WORK TO COMPLETE: In the following material, identify every line holding the string "world" and return it.

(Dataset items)

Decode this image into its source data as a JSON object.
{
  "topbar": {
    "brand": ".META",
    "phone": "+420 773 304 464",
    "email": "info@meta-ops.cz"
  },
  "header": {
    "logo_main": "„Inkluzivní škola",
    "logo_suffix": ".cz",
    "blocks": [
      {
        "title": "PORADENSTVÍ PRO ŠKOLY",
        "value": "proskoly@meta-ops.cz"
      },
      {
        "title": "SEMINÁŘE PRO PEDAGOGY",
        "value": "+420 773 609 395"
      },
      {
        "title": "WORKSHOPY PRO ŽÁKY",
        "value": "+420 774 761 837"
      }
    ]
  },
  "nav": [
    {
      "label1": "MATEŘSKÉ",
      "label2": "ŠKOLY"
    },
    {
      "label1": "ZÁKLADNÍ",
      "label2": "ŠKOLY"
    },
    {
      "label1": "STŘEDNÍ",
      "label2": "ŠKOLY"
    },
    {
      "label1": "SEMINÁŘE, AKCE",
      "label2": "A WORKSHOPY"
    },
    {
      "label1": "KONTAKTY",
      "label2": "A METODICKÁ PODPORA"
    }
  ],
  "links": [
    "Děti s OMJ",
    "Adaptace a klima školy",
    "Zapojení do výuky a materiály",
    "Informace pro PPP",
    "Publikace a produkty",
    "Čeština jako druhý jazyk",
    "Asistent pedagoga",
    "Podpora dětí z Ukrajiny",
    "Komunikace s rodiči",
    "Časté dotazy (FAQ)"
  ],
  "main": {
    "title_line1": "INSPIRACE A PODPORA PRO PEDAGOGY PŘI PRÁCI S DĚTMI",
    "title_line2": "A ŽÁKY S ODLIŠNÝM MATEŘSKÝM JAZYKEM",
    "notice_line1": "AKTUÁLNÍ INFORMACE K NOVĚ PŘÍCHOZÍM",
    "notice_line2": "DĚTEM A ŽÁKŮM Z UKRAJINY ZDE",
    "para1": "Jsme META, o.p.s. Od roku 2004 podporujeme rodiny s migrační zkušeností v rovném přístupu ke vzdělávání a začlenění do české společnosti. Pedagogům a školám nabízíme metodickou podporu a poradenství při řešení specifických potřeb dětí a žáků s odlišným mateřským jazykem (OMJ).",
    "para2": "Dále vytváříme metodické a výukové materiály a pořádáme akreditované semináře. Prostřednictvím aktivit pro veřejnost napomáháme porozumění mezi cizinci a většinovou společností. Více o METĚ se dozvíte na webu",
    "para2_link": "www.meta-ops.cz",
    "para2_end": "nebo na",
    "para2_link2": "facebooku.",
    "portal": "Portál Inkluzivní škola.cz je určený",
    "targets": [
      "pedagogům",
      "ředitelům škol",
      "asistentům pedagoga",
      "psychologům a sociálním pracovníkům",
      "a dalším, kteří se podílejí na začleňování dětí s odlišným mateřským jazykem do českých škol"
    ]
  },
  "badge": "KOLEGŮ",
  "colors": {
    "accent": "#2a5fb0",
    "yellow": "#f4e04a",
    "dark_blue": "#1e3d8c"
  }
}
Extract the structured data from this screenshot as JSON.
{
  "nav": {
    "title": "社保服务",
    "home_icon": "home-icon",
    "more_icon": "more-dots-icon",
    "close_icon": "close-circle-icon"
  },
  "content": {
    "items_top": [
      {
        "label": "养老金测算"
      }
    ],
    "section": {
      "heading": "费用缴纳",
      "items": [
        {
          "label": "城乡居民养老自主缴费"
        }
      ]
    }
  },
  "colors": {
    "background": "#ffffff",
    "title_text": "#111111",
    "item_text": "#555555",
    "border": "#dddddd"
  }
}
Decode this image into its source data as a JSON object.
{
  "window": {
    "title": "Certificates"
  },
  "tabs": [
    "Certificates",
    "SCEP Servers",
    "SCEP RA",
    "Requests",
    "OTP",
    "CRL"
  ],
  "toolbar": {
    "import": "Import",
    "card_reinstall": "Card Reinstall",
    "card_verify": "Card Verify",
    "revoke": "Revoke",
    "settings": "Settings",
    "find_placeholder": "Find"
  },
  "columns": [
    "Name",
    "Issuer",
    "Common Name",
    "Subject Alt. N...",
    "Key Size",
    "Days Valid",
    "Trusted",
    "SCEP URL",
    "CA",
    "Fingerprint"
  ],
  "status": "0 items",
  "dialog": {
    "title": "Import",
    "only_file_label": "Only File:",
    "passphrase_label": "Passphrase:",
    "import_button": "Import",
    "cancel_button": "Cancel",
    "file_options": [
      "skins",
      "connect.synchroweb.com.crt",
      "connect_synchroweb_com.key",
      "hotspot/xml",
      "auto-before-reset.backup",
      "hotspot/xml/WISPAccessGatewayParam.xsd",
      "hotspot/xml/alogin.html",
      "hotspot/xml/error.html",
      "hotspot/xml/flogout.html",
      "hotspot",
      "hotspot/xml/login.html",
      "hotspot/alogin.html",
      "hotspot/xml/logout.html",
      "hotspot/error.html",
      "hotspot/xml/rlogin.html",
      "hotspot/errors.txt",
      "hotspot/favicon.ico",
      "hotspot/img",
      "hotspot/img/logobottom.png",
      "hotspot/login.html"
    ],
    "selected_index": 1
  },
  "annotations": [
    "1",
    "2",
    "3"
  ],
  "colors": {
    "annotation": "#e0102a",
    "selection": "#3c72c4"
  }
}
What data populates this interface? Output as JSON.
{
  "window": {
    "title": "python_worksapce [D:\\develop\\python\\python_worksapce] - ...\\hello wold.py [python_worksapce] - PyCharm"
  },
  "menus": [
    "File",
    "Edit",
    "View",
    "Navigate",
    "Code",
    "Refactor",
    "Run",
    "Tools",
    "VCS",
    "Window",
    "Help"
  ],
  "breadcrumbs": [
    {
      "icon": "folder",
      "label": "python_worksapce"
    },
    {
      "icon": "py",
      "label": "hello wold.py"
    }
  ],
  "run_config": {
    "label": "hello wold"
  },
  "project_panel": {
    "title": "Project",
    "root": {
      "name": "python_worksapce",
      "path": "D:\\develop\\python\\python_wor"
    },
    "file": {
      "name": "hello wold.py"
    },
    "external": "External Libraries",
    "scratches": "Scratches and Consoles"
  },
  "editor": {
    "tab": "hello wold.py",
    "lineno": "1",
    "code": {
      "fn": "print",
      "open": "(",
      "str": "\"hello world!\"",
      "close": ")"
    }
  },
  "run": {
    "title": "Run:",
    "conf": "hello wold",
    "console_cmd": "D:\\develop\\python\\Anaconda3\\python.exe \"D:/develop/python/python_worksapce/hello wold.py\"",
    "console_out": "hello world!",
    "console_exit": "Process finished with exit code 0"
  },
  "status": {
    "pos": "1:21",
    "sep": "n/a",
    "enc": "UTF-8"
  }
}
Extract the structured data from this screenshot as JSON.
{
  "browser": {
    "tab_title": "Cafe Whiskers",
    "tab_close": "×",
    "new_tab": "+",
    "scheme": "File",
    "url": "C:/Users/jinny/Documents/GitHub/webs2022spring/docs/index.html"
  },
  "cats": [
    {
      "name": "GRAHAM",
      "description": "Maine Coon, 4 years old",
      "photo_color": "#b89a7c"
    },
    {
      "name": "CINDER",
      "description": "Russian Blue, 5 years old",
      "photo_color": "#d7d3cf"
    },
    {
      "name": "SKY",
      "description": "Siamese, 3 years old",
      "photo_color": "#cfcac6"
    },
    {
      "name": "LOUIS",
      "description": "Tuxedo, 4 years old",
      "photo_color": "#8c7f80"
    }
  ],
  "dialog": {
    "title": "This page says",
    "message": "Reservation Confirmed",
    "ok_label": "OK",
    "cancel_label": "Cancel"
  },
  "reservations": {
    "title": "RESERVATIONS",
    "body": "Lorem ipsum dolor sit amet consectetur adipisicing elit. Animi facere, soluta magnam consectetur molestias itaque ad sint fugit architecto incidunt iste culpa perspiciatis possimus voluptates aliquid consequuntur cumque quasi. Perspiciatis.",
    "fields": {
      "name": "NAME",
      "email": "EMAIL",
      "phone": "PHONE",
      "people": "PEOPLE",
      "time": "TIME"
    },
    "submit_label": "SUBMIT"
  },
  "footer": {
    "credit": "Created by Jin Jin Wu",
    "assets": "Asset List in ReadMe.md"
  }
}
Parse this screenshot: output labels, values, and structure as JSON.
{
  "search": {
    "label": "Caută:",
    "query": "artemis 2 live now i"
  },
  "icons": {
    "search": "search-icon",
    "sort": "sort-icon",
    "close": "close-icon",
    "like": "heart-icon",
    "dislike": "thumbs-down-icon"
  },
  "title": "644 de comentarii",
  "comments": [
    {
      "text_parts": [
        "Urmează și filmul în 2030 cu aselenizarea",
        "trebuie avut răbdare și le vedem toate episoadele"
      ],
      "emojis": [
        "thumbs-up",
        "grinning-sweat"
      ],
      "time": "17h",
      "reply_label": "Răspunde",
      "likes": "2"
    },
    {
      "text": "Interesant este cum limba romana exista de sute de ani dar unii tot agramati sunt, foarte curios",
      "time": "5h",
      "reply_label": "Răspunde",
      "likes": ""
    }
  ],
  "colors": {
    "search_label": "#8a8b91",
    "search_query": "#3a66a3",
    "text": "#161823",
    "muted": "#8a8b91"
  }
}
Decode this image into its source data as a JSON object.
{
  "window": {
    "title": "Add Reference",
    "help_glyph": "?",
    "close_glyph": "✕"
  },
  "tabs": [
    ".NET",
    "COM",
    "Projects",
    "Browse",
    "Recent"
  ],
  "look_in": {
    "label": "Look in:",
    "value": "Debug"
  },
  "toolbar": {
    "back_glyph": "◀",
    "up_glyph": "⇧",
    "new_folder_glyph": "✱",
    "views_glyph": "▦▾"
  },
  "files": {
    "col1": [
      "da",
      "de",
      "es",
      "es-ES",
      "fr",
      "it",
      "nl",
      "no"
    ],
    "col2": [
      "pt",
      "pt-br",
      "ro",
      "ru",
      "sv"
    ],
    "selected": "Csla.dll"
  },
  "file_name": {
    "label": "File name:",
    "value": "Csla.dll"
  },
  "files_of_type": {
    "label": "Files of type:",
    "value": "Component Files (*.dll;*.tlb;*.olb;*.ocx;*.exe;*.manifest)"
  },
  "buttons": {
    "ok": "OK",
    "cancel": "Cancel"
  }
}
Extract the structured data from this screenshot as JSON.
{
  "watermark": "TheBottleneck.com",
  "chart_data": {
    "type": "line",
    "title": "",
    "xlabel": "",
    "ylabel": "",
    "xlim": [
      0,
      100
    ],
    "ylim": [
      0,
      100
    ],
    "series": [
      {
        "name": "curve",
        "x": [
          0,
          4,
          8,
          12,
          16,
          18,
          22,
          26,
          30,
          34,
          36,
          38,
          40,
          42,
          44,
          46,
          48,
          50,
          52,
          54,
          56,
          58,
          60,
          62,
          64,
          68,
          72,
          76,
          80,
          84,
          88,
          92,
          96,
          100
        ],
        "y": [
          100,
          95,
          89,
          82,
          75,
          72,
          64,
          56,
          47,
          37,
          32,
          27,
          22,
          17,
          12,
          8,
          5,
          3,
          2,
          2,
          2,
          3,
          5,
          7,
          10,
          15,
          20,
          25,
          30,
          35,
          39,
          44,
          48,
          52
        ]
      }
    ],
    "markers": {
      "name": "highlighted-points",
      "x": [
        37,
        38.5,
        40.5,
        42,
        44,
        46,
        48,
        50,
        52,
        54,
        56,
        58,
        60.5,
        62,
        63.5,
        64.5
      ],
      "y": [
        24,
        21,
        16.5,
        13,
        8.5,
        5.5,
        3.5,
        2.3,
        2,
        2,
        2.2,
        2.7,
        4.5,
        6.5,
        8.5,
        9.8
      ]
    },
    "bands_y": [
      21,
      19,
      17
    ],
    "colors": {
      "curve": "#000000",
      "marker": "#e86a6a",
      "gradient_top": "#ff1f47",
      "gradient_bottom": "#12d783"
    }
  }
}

THE RESPONSE:
      "str": "\"hello world!\"",
    "console_out": "hello world!",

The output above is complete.